**GIVEN REQUEST A:** List the authors named in the text about the Masader catalogue.

**TEXT SECTION:**
-=-=-

Masader

The first online catalogue for Arabic NLP datasets. This catalogue contains more than 600 datasets with more than 25 metadata annotations for each dataset added by more than 40 contributors. You can view the list of all datasets using the link of the webiste https://arbml.github.io/masader/

Title Masader: Metadata Sourcing for Arabic Text and Speech Data Resources
Authors Zaid Alyafeai, Maraim Masoud, Mustafa Ghaleb, Maged S. Al-shaibani
> https://arxiv.org/abs/2110.06744

Abstract: The NLP pipeline has evolved dramatically in the last few years. The first step in the pipeline is to find suitable annotated datasets to evaluate the tasks we are trying to solve. Unfortunately, most of the published datasets lack metadata annotations that describe their attributes. Not to mention, the absence of a public catalogue that indexes all the publicly available datasets related to specific regions or languages. When we consider low-resource dialectical languages, for example, this issue becomes more prominent. In this paper we create \textit{Masader}, the largest public catalogue for Arabic NLP datasets, which consists of 200 datasets annotated with 25 attributes. Furthermore, We develop a metadata annotation strategy that could be extended to other languages. We also make remarks and highlight some issues about the current status of Arabic NLP datasets and suggest recommendations to address them.*

Metadata

No. dataset number
Name name of the dataset
Subsets subsets of the datasets
Link direct link to the dataset or instructions on how to download it
License license of the dataset
Year year of the publishing the dataset/paper
Language ar or multilingual
Dialect region Levant, country ar-EGY: (Arabic (Egypt)) or type Modern Standard Arabic
Domain social media, news articles, reviews, commentary, books, transcribed audio or other
Form text, audio or sign language
Collection style crawling, crawling and annotation (translation), crawling and annotation (other), machine translation, human translation, human curation or other
Description short statement describing the dataset
Volume the size of the dataset in numbers
Unit unit of the volume, could be tokens, sentences, documents, MB, GB, TB, hours or other
Provider company or university providing the dataset
Related Datasets any datasets that is related in terms of content to the dataset
Paper Title title of the paper
Paper Link direct link to the paper pdf
Script writing system either Arab, Latn, Arab-Latn or other
Tokenized whether the dataset is segmented using morphology: Yes or No
Host the host website for the data i.e GitHub
Access the data is either free, upon-request or with-fee.

-=-=-

**GIVEN REQUEST B:** In the records, change "table-cell" to "data-cell" in the lines from the one containing "Annotate this image: element" through the one containing "table-cell: 130 — [354, 347, 427, 416]", inclusive, and give only those lines with everything else unchanged.

**DATASET:**
-=-=-

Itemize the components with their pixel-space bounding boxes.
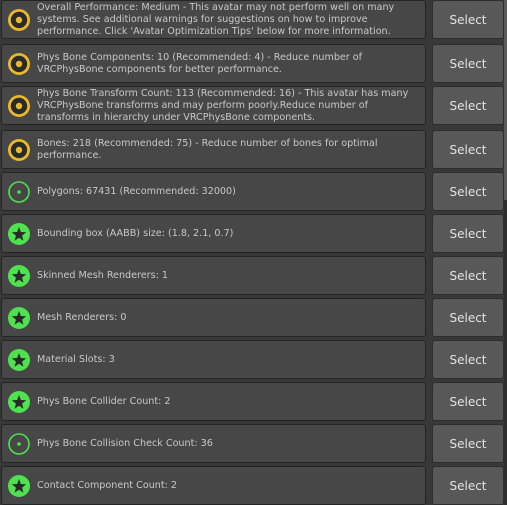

-=-=-

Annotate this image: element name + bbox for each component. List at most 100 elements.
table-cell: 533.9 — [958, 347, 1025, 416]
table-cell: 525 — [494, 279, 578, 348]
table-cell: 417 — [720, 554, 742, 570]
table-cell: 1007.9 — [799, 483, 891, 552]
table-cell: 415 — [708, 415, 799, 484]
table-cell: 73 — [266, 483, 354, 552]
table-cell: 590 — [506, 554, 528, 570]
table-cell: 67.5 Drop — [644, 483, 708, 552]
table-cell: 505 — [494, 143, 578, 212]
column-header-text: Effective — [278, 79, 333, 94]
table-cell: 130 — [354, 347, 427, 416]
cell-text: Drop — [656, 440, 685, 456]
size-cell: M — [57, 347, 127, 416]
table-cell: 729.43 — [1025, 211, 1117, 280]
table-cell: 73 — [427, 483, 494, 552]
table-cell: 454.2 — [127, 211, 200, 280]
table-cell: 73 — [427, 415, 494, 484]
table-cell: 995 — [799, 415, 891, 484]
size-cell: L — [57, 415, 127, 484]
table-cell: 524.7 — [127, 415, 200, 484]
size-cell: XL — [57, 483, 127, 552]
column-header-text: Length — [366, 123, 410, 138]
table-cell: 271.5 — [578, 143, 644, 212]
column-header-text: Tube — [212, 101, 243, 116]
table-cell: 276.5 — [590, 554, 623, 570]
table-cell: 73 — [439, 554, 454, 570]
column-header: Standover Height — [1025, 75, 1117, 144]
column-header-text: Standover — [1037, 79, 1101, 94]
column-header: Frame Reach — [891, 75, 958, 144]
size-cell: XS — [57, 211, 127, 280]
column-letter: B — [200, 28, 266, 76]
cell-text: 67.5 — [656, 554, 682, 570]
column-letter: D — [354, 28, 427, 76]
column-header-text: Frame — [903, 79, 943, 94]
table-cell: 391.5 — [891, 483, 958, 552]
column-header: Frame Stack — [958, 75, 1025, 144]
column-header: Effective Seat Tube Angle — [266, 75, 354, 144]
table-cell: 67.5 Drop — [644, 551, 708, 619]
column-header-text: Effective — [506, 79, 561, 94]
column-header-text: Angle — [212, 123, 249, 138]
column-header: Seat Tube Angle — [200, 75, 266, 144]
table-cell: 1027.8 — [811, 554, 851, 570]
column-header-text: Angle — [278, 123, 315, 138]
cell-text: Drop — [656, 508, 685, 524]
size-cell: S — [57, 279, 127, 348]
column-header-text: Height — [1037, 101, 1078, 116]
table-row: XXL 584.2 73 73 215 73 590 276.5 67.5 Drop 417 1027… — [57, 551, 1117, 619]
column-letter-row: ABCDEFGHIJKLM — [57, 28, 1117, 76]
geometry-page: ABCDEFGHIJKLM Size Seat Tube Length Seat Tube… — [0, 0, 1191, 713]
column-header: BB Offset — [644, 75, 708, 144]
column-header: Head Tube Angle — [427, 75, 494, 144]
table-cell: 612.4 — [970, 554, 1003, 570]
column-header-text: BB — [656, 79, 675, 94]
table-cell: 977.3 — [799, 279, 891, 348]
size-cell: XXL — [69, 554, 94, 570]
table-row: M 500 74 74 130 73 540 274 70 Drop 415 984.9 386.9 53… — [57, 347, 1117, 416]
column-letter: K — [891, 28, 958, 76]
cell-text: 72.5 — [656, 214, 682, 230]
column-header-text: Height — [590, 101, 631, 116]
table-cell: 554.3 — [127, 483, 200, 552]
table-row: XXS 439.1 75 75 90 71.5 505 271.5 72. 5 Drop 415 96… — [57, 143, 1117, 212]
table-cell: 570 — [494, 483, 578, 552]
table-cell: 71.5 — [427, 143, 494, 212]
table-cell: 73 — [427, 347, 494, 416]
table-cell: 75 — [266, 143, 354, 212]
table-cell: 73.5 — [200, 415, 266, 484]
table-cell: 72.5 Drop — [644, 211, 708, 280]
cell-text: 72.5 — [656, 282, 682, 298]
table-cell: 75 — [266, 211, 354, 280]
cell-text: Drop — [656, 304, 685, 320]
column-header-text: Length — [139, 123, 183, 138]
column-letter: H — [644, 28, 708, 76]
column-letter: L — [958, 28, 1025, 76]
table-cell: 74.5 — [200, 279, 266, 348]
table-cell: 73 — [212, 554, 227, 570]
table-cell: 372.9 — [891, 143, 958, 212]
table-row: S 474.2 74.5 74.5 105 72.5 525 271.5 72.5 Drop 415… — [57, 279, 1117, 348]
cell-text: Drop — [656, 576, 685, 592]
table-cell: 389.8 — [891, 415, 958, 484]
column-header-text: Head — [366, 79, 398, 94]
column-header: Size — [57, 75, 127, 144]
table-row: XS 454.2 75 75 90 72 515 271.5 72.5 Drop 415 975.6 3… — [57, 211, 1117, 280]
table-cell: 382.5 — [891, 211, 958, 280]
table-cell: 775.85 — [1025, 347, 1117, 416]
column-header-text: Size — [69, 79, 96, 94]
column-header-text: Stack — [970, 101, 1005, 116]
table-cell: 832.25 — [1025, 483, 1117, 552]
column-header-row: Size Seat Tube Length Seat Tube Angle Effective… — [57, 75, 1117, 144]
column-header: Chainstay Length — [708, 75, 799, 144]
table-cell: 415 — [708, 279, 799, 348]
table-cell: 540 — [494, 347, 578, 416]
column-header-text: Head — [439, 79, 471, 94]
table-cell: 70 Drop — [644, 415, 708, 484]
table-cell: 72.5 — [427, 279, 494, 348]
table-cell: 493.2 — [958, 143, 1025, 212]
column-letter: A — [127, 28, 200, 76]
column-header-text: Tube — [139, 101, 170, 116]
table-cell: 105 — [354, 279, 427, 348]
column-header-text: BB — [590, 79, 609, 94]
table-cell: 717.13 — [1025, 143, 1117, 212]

-=-=-

**EXPECTED ANSWER A:** Zaid Alyafeai, Maraim Masoud, Mustafa Ghaleb, Maged S. Al-shaibani

**EXPECTED ANSWER B:**
Annotate this image: element name + bbox for each component. List at most 100 elements.
data-cell: 533.9 — [958, 347, 1025, 416]
data-cell: 525 — [494, 279, 578, 348]
data-cell: 417 — [720, 554, 742, 570]
data-cell: 1007.9 — [799, 483, 891, 552]
data-cell: 415 — [708, 415, 799, 484]
data-cell: 73 — [266, 483, 354, 552]
data-cell: 590 — [506, 554, 528, 570]
data-cell: 67.5 Drop — [644, 483, 708, 552]
data-cell: 505 — [494, 143, 578, 212]
column-header-text: Effective — [278, 79, 333, 94]
data-cell: 130 — [354, 347, 427, 416]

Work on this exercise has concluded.